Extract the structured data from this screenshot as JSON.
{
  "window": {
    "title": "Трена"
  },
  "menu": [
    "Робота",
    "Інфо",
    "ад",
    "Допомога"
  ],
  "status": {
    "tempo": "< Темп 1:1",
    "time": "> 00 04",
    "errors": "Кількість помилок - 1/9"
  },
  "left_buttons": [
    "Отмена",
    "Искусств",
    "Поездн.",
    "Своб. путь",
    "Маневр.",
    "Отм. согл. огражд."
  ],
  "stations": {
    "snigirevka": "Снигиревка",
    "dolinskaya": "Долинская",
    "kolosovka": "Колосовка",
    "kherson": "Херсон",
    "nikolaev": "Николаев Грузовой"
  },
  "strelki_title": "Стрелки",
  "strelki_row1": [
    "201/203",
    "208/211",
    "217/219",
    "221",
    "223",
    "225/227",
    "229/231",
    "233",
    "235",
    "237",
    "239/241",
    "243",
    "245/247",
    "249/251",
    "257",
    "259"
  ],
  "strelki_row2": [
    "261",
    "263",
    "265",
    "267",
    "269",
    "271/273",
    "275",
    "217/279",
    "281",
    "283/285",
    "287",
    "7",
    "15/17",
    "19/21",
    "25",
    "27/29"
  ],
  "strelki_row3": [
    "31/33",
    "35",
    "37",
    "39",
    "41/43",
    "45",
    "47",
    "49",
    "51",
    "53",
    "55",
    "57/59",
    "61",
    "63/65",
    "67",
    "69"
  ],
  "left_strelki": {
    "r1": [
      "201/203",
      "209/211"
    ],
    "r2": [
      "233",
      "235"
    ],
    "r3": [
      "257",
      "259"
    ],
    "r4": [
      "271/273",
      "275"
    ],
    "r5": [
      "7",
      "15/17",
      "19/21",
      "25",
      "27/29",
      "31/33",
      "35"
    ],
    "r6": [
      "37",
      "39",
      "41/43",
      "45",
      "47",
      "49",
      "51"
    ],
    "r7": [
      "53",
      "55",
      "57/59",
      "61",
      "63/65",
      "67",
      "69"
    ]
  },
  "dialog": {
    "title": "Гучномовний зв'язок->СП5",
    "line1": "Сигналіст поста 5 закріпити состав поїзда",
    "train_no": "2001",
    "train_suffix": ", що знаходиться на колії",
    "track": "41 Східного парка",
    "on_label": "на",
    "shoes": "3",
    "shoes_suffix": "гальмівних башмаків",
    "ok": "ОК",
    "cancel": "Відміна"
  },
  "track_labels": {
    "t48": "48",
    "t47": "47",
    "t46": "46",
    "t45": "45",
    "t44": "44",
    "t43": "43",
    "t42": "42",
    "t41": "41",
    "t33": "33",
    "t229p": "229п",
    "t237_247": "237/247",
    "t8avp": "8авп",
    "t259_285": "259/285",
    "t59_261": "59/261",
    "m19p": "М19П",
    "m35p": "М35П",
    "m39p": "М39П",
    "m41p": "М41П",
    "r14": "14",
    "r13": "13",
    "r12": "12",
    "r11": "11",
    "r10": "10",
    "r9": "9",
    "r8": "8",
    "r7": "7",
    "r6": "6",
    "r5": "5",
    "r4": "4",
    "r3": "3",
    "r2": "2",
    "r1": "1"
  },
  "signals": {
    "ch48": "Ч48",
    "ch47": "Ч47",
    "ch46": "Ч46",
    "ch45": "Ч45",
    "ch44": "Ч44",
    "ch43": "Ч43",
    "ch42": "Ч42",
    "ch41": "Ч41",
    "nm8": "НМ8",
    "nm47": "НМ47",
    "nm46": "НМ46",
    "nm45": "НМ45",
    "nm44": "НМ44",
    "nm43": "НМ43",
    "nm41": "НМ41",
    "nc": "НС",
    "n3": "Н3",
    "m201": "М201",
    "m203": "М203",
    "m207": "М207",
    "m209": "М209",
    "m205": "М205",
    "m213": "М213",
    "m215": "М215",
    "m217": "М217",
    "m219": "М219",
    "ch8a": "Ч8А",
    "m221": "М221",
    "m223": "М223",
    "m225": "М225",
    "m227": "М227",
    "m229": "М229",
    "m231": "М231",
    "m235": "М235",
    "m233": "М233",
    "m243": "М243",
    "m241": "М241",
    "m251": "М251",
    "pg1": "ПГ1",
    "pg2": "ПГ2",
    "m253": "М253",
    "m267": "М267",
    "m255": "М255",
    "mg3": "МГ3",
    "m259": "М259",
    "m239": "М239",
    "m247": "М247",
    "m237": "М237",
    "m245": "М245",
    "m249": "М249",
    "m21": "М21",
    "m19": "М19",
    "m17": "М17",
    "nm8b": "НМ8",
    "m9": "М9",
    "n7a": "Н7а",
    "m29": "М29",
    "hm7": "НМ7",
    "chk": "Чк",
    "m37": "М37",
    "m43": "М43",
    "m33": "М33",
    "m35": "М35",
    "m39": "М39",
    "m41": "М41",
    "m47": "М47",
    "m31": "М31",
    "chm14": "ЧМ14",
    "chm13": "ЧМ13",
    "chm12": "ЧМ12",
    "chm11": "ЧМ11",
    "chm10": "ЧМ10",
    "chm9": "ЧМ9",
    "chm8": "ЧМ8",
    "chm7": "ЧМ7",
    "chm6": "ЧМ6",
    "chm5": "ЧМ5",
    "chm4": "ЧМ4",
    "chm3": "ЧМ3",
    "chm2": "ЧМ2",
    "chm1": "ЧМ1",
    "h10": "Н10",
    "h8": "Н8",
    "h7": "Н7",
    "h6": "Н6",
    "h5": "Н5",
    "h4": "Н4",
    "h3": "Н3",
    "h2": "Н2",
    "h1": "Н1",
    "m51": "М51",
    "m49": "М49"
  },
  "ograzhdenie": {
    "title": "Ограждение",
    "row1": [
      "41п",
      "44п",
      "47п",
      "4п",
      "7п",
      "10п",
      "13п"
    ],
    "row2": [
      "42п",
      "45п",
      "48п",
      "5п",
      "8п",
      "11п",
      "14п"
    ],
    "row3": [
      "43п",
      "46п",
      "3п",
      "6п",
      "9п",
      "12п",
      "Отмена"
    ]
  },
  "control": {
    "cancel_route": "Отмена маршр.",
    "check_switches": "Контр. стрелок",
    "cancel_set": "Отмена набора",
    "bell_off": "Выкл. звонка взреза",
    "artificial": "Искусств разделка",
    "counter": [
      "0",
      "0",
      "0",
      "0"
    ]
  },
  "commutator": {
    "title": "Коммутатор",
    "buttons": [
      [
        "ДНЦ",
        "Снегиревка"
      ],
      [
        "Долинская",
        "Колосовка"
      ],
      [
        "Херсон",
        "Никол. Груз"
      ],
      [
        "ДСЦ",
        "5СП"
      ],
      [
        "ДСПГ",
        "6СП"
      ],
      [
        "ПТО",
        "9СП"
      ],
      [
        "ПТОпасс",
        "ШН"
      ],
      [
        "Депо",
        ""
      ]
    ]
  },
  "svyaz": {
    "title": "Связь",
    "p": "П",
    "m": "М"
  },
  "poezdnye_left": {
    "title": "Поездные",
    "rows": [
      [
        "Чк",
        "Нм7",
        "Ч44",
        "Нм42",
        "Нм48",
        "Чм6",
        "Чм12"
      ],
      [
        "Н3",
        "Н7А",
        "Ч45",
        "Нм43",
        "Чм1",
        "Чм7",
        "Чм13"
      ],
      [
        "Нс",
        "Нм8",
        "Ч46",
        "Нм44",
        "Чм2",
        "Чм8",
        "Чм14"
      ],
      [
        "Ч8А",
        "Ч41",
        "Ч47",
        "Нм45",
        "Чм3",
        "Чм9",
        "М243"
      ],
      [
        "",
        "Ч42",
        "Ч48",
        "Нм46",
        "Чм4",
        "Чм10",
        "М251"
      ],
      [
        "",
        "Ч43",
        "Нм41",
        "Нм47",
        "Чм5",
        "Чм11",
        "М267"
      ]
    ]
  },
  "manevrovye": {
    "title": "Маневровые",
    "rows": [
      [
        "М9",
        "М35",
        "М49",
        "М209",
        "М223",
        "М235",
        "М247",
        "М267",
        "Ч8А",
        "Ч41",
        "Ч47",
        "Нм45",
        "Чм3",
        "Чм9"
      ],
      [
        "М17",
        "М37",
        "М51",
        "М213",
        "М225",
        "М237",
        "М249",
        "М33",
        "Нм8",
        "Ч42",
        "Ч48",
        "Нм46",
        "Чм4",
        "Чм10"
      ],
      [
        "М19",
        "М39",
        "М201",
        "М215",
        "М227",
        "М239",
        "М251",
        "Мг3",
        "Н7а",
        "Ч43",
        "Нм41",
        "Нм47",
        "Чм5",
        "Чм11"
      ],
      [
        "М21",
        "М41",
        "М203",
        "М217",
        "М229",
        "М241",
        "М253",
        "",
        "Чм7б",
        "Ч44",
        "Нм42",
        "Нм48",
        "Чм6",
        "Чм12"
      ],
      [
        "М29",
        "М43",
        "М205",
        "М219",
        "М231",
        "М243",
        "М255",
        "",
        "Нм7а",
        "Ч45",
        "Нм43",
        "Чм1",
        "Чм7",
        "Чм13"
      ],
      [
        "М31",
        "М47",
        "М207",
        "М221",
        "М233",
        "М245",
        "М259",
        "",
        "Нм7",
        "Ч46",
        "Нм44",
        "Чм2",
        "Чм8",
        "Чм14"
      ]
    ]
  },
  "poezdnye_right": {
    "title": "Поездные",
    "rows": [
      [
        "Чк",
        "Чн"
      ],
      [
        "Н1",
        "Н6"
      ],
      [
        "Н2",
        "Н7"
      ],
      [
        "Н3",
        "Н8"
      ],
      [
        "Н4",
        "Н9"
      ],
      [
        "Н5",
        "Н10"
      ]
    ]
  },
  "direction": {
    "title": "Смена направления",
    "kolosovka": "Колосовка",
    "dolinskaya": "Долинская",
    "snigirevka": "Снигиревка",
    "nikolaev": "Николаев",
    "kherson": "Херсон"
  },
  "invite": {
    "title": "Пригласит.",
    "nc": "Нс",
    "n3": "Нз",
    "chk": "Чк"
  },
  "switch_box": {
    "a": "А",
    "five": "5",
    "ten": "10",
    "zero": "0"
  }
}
--------------------
GOAL OF THE EXERCISE:
Make a copy of each line that contains the string "Искусств".

RESULT:
    "Искусств",
    "artificial": "Искусств разделка",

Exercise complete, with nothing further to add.